(Records excerpted from a collection)

- - -

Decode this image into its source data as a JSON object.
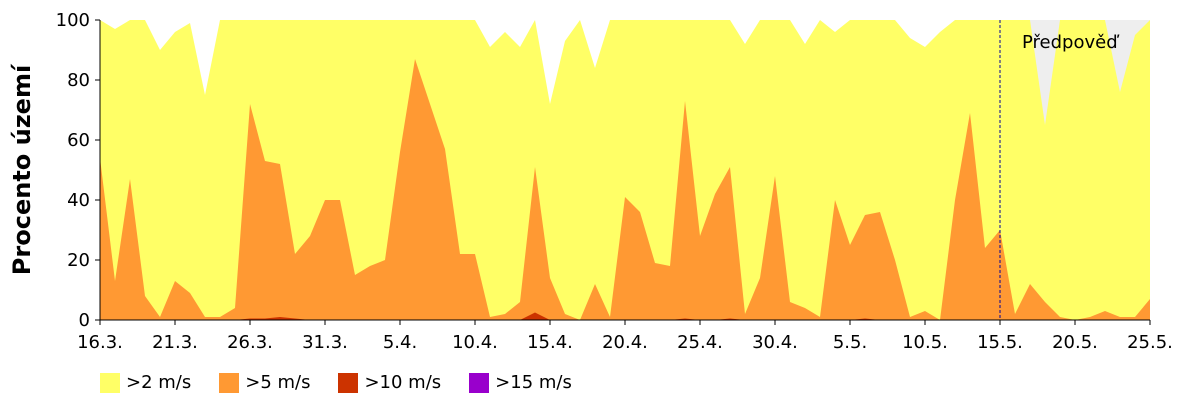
{
  "chart_data": {
    "type": "area",
    "stacked": false,
    "ylabel": "Procento území",
    "xlabel": "",
    "ylim": [
      0,
      100
    ],
    "yticks": [
      0,
      20,
      40,
      60,
      80,
      100
    ],
    "grid": false,
    "legend_position": "bottom-left",
    "forecast_label": "Předpověď",
    "forecast_start": "15.5.",
    "x_tick_labels": [
      "16.3.",
      "21.3.",
      "26.3.",
      "31.3.",
      "5.4.",
      "10.4.",
      "15.4.",
      "20.4.",
      "25.4.",
      "30.4.",
      "5.5.",
      "10.5.",
      "15.5.",
      "20.5.",
      "25.5."
    ],
    "x": [
      "16.3.",
      "17.3.",
      "18.3.",
      "19.3.",
      "20.3.",
      "21.3.",
      "22.3.",
      "23.3.",
      "24.3.",
      "25.3.",
      "26.3.",
      "27.3.",
      "28.3.",
      "29.3.",
      "30.3.",
      "31.3.",
      "1.4.",
      "2.4.",
      "3.4.",
      "4.4.",
      "5.4.",
      "6.4.",
      "7.4.",
      "8.4.",
      "9.4.",
      "10.4.",
      "11.4.",
      "12.4.",
      "13.4.",
      "14.4.",
      "15.4.",
      "16.4.",
      "17.4.",
      "18.4.",
      "19.4.",
      "20.4.",
      "21.4.",
      "22.4.",
      "23.4.",
      "24.4.",
      "25.4.",
      "26.4.",
      "27.4.",
      "28.4.",
      "29.4.",
      "30.4.",
      "1.5.",
      "2.5.",
      "3.5.",
      "4.5.",
      "5.5.",
      "6.5.",
      "7.5.",
      "8.5.",
      "9.5.",
      "10.5.",
      "11.5.",
      "12.5.",
      "13.5.",
      "14.5.",
      "15.5.",
      "16.5.",
      "17.5.",
      "18.5.",
      "19.5.",
      "20.5.",
      "21.5.",
      "22.5.",
      "23.5.",
      "24.5.",
      "25.5."
    ],
    "series": [
      {
        "name": ">2 m/s",
        "color": "#ffff66",
        "values": [
          100,
          97,
          100,
          100,
          90,
          96,
          99,
          75,
          100,
          100,
          100,
          100,
          100,
          100,
          100,
          100,
          100,
          100,
          100,
          100,
          100,
          100,
          100,
          100,
          100,
          100,
          91,
          96,
          91,
          100,
          72,
          93,
          100,
          84,
          100,
          100,
          100,
          100,
          100,
          100,
          100,
          100,
          100,
          92,
          100,
          100,
          100,
          92,
          100,
          96,
          100,
          100,
          100,
          100,
          94,
          91,
          96,
          100,
          100,
          100,
          100,
          100,
          100,
          65,
          100,
          100,
          100,
          100,
          76,
          95,
          100
        ]
      },
      {
        "name": ">5 m/s",
        "color": "#ff9933",
        "values": [
          54,
          13,
          47,
          8,
          1,
          13,
          9,
          1,
          1,
          4,
          72,
          53,
          52,
          22,
          28,
          40,
          40,
          15,
          18,
          20,
          56,
          87,
          72,
          57,
          22,
          22,
          1,
          2,
          6,
          51,
          14,
          2,
          0,
          12,
          1,
          41,
          36,
          19,
          18,
          73,
          28,
          42,
          51,
          2,
          14,
          48,
          6,
          4,
          1,
          40,
          25,
          35,
          36,
          20,
          1,
          3,
          0,
          40,
          69,
          24,
          30,
          2,
          12,
          6,
          1,
          0,
          1,
          3,
          1,
          1,
          7
        ]
      },
      {
        "name": ">10 m/s",
        "color": "#cc3300",
        "values": [
          0,
          0,
          0,
          0,
          0,
          0,
          0,
          0,
          0,
          0,
          0.5,
          0.5,
          1,
          0.5,
          0,
          0,
          0,
          0,
          0,
          0,
          0,
          0,
          0,
          0,
          0,
          0,
          0,
          0,
          0,
          2.5,
          0,
          0,
          0,
          0,
          0,
          0,
          0,
          0,
          0,
          0.5,
          0,
          0,
          0.5,
          0,
          0,
          0,
          0,
          0,
          0,
          0,
          0,
          0.5,
          0,
          0,
          0,
          0,
          0,
          0,
          0,
          0,
          0,
          0,
          0,
          0,
          0,
          0,
          0,
          0,
          0,
          0,
          0
        ]
      },
      {
        "name": ">15 m/s",
        "color": "#9900cc",
        "values": [
          0,
          0,
          0,
          0,
          0,
          0,
          0,
          0,
          0,
          0,
          0,
          0,
          0,
          0,
          0,
          0,
          0,
          0,
          0,
          0,
          0,
          0,
          0,
          0,
          0,
          0,
          0,
          0,
          0,
          0,
          0,
          0,
          0,
          0,
          0,
          0,
          0,
          0,
          0,
          0,
          0,
          0,
          0,
          0,
          0,
          0,
          0,
          0,
          0,
          0,
          0,
          0,
          0,
          0,
          0,
          0,
          0,
          0,
          0,
          0,
          0,
          0,
          0,
          0,
          0,
          0,
          0,
          0,
          0,
          0,
          0
        ]
      }
    ]
  },
  "colors": {
    "forecast_background": "#eeeeee",
    "forecast_line": "#000099",
    "axis": "#000000"
  }
}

- - -

**PROBLEM STATEMENT**: Copy the listing in full and without alteration, omitting every picture.

**IN RESPONSE**:
Decode this image into its source data as a JSON object.
{
  "chart_data": {
    "type": "area",
    "stacked": false,
    "ylabel": "Procento území",
    "xlabel": "",
    "ylim": [
      0,
      100
    ],
    "yticks": [
      0,
      20,
      40,
      60,
      80,
      100
    ],
    "grid": false,
    "legend_position": "bottom-left",
    "forecast_label": "Předpověď",
    "forecast_start": "15.5.",
    "x_tick_labels": [
      "16.3.",
      "21.3.",
      "26.3.",
      "31.3.",
      "5.4.",
      "10.4.",
      "15.4.",
      "20.4.",
      "25.4.",
      "30.4.",
      "5.5.",
      "10.5.",
      "15.5.",
      "20.5.",
      "25.5."
    ],
    "x": [
      "16.3.",
      "17.3.",
      "18.3.",
      "19.3.",
      "20.3.",
      "21.3.",
      "22.3.",
      "23.3.",
      "24.3.",
      "25.3.",
      "26.3.",
      "27.3.",
      "28.3.",
      "29.3.",
      "30.3.",
      "31.3.",
      "1.4.",
      "2.4.",
      "3.4.",
      "4.4.",
      "5.4.",
      "6.4.",
      "7.4.",
      "8.4.",
      "9.4.",
      "10.4.",
      "11.4.",
      "12.4.",
      "13.4.",
      "14.4.",
      "15.4.",
      "16.4.",
      "17.4.",
      "18.4.",
      "19.4.",
      "20.4.",
      "21.4.",
      "22.4.",
      "23.4.",
      "24.4.",
      "25.4.",
      "26.4.",
      "27.4.",
      "28.4.",
      "29.4.",
      "30.4.",
      "1.5.",
      "2.5.",
      "3.5.",
      "4.5.",
      "5.5.",
      "6.5.",
      "7.5.",
      "8.5.",
      "9.5.",
      "10.5.",
      "11.5.",
      "12.5.",
      "13.5.",
      "14.5.",
      "15.5.",
      "16.5.",
      "17.5.",
      "18.5.",
      "19.5.",
      "20.5.",
      "21.5.",
      "22.5.",
      "23.5.",
      "24.5.",
      "25.5."
    ],
    "series": [
      {
        "name": ">2 m/s",
        "color": "#ffff66",
        "values": [
          100,
          97,
          100,
          100,
          90,
          96,
          99,
          75,
          100,
          100,
          100,
          100,
          100,
          100,
          100,
          100,
          100,
          100,
          100,
          100,
          100,
          100,
          100,
          100,
          100,
          100,
          91,
          96,
          91,
          100,
          72,
          93,
          100,
          84,
          100,
          100,
          100,
          100,
          100,
          100,
          100,
          100,
          100,
          92,
          100,
          100,
          100,
          92,
          100,
          96,
          100,
          100,
          100,
          100,
          94,
          91,
          96,
          100,
          100,
          100,
          100,
          100,
          100,
          65,
          100,
          100,
          100,
          100,
          76,
          95,
          100
        ]
      },
      {
        "name": ">5 m/s",
        "color": "#ff9933",
        "values": [
          54,
          13,
          47,
          8,
          1,
          13,
          9,
          1,
          1,
          4,
          72,
          53,
          52,
          22,
          28,
          40,
          40,
          15,
          18,
          20,
          56,
          87,
          72,
          57,
          22,
          22,
          1,
          2,
          6,
          51,
          14,
          2,
          0,
          12,
          1,
          41,
          36,
          19,
          18,
          73,
          28,
          42,
          51,
          2,
          14,
          48,
          6,
          4,
          1,
          40,
          25,
          35,
          36,
          20,
          1,
          3,
          0,
          40,
          69,
          24,
          30,
          2,
          12,
          6,
          1,
          0,
          1,
          3,
          1,
          1,
          7
        ]
      },
      {
        "name": ">10 m/s",
        "color": "#cc3300",
        "values": [
          0,
          0,
          0,
          0,
          0,
          0,
          0,
          0,
          0,
          0,
          0.5,
          0.5,
          1,
          0.5,
          0,
          0,
          0,
          0,
          0,
          0,
          0,
          0,
          0,
          0,
          0,
          0,
          0,
          0,
          0,
          2.5,
          0,
          0,
          0,
          0,
          0,
          0,
          0,
          0,
          0,
          0.5,
          0,
          0,
          0.5,
          0,
          0,
          0,
          0,
          0,
          0,
          0,
          0,
          0.5,
          0,
          0,
          0,
          0,
          0,
          0,
          0,
          0,
          0,
          0,
          0,
          0,
          0,
          0,
          0,
          0,
          0,
          0,
          0
        ]
      },
      {
        "name": ">15 m/s",
        "color": "#9900cc",
        "values": [
          0,
          0,
          0,
          0,
          0,
          0,
          0,
          0,
          0,
          0,
          0,
          0,
          0,
          0,
          0,
          0,
          0,
          0,
          0,
          0,
          0,
          0,
          0,
          0,
          0,
          0,
          0,
          0,
          0,
          0,
          0,
          0,
          0,
          0,
          0,
          0,
          0,
          0,
          0,
          0,
          0,
          0,
          0,
          0,
          0,
          0,
          0,
          0,
          0,
          0,
          0,
          0,
          0,
          0,
          0,
          0,
          0,
          0,
          0,
          0,
          0,
          0,
          0,
          0,
          0,
          0,
          0,
          0,
          0,
          0,
          0
        ]
      }
    ]
  },
  "colors": {
    "forecast_background": "#eeeeee",
    "forecast_line": "#000099",
    "axis": "#000000"
  }
}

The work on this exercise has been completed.